Scan each line of the records for the word "xlabel" and extract the ones that have it.

Entries shown:

--- BEGIN ---

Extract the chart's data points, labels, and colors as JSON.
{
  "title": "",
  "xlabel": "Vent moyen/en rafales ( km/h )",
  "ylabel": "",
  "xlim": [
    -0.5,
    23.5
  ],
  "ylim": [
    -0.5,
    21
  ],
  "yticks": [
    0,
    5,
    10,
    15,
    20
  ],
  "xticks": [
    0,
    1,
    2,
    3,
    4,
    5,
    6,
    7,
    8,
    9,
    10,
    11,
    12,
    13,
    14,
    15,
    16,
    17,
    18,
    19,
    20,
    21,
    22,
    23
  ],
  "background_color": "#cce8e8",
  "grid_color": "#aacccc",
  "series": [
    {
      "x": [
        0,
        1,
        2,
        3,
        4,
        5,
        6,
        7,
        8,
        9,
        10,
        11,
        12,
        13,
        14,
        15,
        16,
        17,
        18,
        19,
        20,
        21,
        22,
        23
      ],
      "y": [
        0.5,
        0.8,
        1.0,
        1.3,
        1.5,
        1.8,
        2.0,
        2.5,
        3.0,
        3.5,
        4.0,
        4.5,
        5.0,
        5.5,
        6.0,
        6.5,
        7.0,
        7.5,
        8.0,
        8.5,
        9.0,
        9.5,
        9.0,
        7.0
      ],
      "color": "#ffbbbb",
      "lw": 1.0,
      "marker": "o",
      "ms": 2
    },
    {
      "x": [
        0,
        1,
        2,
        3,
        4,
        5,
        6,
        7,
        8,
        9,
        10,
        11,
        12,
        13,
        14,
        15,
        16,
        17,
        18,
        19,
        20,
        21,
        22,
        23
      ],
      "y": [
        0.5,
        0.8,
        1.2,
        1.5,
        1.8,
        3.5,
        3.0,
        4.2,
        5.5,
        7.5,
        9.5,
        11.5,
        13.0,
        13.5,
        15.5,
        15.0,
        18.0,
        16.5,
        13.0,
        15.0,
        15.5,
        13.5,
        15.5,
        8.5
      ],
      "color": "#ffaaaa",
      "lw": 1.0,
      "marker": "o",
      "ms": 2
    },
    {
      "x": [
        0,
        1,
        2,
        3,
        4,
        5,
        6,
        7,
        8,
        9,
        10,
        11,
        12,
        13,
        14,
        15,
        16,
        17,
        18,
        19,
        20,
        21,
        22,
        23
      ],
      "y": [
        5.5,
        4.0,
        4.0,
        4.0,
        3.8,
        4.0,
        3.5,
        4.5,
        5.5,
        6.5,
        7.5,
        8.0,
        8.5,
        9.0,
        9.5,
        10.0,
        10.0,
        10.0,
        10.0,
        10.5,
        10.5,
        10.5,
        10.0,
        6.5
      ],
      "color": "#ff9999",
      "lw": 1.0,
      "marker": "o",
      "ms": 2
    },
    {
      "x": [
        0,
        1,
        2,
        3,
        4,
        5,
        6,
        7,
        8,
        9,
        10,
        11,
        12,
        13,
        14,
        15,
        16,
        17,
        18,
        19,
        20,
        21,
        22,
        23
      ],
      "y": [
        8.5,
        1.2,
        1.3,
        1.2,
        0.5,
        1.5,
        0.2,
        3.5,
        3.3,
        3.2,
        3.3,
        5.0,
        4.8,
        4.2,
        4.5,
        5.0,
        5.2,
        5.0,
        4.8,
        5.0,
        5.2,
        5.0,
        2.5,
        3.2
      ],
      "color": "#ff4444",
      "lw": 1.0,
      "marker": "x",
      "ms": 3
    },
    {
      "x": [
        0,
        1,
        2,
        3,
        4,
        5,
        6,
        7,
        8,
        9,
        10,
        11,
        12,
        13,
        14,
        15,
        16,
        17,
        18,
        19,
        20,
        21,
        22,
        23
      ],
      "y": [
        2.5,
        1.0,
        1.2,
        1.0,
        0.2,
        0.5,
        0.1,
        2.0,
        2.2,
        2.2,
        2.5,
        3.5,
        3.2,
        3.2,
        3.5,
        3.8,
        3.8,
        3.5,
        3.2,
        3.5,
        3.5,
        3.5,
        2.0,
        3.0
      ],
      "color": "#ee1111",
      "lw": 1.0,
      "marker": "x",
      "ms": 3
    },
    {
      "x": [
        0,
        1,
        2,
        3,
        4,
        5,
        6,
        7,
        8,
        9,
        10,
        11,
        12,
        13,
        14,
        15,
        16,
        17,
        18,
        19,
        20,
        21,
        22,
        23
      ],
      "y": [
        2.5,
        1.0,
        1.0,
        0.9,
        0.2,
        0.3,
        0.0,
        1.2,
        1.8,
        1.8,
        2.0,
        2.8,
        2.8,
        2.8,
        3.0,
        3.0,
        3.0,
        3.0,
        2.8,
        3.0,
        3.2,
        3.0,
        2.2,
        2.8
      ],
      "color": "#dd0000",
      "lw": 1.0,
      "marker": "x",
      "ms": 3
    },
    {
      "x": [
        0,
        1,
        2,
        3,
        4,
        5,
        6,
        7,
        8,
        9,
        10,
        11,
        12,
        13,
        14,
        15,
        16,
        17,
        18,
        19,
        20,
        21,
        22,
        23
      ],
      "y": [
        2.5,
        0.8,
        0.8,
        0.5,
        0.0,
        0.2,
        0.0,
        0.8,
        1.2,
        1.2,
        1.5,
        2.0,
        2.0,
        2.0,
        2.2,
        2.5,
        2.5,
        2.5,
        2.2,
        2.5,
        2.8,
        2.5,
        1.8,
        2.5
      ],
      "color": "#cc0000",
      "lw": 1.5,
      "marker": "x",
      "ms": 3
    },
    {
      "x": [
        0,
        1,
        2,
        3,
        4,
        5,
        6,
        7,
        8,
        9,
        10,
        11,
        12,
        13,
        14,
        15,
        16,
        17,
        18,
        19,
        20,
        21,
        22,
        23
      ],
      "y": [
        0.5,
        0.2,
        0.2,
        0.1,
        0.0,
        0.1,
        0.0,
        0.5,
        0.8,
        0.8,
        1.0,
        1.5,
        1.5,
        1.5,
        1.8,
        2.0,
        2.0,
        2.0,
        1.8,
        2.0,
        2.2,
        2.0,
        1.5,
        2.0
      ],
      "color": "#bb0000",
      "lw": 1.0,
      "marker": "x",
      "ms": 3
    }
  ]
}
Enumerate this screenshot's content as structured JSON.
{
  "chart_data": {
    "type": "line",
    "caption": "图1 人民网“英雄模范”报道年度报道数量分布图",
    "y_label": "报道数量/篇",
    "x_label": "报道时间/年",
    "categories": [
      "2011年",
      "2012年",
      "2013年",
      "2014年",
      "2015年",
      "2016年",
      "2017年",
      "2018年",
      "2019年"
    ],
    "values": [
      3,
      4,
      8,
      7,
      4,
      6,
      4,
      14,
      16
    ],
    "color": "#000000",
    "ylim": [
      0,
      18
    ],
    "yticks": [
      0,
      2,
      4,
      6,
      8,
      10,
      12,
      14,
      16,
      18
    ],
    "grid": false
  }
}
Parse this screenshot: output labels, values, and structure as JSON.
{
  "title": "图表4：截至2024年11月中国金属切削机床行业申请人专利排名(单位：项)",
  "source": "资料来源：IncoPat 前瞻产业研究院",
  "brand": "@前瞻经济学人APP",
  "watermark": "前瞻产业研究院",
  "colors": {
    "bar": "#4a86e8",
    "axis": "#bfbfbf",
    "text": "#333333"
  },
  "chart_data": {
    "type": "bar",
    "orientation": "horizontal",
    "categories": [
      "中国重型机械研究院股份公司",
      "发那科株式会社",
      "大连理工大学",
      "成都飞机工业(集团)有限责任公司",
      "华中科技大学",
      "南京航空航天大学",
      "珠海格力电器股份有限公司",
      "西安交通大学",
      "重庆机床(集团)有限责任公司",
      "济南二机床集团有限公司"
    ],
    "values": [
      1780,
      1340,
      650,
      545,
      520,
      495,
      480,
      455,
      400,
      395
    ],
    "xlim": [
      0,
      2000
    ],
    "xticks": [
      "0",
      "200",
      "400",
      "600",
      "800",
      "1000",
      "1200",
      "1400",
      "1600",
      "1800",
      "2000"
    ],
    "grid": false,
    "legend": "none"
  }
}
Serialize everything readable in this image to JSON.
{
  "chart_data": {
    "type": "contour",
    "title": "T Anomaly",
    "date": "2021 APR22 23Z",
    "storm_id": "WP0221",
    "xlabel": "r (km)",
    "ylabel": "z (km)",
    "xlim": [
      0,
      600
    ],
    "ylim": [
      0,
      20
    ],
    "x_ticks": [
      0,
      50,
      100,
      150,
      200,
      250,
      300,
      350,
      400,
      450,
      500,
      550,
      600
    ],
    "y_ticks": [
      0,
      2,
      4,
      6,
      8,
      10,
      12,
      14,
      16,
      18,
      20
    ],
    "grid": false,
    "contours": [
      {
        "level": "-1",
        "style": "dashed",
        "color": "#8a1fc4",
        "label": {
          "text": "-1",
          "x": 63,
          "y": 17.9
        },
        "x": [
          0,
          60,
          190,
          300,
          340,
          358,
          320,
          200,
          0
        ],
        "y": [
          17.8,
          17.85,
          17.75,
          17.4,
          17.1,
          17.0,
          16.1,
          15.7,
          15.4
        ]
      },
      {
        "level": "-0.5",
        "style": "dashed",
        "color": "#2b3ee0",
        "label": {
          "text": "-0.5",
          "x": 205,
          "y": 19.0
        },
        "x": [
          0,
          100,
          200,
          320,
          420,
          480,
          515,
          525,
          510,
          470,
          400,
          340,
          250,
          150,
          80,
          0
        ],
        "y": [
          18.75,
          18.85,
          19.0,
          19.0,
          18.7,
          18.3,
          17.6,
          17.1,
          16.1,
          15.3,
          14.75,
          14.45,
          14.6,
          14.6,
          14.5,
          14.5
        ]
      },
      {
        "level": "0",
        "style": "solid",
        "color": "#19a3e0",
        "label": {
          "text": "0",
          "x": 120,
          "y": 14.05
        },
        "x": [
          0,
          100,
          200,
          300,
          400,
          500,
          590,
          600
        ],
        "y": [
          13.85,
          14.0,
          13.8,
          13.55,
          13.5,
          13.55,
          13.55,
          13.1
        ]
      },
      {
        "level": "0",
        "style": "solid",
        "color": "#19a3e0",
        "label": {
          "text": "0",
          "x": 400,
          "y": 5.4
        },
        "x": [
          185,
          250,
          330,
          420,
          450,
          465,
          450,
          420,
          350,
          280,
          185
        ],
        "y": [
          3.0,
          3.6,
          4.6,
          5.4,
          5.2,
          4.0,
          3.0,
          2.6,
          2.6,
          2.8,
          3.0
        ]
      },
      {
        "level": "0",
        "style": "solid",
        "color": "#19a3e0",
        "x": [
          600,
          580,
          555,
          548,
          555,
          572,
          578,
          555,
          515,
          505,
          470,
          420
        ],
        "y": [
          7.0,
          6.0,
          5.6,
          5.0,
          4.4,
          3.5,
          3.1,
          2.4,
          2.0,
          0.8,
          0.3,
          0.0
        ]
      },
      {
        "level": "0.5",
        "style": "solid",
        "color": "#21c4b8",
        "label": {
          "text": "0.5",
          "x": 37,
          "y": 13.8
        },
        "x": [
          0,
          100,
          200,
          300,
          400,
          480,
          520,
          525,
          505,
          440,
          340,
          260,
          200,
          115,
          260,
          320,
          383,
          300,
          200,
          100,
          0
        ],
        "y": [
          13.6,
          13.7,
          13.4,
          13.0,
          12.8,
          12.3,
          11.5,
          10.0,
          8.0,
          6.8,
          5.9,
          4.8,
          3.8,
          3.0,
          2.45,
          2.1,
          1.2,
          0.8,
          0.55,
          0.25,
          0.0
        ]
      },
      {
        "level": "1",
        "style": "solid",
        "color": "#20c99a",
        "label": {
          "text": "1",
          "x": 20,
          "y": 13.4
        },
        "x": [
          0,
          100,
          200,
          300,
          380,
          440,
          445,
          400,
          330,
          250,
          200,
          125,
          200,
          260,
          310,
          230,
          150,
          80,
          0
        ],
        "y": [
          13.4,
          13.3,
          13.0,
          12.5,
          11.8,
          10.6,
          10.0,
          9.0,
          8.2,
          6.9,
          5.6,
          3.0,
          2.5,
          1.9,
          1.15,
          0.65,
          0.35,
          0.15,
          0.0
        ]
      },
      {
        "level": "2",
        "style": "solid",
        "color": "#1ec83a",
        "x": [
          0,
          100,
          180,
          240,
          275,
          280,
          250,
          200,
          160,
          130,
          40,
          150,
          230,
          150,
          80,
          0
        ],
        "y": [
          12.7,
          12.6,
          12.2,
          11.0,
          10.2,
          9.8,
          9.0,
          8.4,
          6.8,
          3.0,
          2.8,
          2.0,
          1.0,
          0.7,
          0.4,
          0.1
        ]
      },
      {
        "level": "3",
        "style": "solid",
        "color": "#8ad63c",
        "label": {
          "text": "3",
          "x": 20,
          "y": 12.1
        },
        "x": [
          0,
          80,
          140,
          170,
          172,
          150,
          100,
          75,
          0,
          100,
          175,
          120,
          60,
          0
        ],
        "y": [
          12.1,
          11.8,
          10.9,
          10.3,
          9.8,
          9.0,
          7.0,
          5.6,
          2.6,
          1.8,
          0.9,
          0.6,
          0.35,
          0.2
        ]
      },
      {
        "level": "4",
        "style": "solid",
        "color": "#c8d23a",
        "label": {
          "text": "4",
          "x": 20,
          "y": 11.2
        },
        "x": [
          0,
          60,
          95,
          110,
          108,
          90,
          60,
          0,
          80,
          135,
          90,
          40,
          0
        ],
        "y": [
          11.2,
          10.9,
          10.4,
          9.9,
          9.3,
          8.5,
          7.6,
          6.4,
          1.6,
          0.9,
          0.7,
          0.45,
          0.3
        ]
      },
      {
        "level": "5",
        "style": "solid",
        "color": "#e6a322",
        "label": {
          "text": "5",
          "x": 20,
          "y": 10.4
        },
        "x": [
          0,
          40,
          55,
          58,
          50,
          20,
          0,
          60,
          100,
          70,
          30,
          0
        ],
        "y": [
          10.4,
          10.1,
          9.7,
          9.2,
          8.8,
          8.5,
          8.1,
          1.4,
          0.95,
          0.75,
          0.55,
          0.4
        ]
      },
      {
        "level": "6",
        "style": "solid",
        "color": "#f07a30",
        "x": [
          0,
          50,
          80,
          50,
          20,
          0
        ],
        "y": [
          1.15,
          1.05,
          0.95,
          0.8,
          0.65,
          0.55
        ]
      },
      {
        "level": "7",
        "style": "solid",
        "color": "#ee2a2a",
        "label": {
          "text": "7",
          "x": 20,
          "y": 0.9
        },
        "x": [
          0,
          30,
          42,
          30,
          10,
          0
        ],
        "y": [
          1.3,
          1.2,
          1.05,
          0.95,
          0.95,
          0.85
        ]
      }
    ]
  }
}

--- END ---

Complete response:
  "xlabel": "Vent moyen/en rafales ( km/h )",
    "xlabel": "r (km)",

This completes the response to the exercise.